### SOURCE DATA
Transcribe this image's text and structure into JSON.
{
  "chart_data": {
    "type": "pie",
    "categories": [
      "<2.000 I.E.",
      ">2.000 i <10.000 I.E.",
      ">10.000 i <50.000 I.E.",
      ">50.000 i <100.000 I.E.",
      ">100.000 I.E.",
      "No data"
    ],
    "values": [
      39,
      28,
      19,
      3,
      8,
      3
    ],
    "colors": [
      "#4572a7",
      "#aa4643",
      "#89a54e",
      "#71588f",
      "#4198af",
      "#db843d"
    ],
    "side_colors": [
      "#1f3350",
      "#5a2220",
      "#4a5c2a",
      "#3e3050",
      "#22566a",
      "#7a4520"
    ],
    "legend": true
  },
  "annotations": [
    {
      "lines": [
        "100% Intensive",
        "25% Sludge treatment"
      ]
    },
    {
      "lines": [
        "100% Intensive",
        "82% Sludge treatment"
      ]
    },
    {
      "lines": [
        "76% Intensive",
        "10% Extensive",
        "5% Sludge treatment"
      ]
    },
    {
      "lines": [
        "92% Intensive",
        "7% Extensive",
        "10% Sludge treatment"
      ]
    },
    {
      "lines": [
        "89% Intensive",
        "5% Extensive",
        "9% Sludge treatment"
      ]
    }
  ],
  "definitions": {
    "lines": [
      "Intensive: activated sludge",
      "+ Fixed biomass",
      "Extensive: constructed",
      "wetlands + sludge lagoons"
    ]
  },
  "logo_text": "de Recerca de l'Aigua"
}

### WRITTEN TASK
Select the lines in this material that hold the word "Extensive", leaving none out.

### EXPECTED ANSWER
        "10% Extensive",
        "7% Extensive",
        "5% Extensive",
      "Extensive: constructed",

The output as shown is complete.